• **Goal of the exercise**: Within the material below, find each line bearing the word "marker" and present it.
** Begin Data excerpts **
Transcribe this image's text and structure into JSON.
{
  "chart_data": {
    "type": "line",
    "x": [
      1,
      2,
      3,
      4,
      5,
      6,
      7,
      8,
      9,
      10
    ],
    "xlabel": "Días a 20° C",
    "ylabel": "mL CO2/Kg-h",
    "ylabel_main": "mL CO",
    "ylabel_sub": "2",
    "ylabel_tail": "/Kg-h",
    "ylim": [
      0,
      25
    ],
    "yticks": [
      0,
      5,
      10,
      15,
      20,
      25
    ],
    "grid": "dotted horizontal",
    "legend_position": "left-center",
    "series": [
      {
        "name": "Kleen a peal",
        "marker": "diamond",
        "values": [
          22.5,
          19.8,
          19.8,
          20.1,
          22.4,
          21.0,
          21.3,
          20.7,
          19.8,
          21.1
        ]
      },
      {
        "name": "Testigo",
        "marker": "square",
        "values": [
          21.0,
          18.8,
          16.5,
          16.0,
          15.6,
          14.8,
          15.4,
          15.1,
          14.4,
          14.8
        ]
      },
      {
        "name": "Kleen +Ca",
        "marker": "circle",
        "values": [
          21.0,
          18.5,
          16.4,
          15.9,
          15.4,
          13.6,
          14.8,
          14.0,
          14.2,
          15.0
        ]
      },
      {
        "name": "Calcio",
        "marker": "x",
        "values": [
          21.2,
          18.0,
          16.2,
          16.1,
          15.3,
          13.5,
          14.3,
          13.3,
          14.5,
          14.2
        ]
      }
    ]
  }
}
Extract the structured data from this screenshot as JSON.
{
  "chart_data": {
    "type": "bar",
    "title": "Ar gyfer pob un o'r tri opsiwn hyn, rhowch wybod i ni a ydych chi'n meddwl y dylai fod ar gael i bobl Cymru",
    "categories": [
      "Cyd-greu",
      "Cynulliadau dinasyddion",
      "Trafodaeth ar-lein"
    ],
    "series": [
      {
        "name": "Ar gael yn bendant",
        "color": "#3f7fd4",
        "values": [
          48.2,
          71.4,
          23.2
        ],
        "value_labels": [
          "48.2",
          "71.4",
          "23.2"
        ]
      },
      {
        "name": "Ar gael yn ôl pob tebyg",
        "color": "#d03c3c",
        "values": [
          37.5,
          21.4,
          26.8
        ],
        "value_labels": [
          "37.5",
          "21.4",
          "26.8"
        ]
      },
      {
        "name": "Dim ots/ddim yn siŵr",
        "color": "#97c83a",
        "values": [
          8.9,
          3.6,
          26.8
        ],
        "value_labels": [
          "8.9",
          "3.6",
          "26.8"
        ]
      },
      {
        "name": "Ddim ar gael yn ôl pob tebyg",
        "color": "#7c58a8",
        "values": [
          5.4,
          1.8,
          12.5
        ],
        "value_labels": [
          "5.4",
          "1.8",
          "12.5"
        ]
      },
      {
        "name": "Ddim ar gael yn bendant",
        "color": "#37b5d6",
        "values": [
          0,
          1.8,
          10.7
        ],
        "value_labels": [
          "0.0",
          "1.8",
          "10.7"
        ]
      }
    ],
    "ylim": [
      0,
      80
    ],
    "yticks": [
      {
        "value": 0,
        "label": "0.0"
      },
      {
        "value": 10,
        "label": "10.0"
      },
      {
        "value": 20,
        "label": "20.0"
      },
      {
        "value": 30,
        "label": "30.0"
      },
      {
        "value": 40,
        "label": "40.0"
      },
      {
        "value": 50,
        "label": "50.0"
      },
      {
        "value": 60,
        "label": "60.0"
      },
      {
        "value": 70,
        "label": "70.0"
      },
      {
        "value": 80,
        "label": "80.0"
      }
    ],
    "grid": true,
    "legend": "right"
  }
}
** End Data excerpts **
• **The result**:
        "marker": "diamond",
        "marker": "square",
        "marker": "circle",
        "marker": "x",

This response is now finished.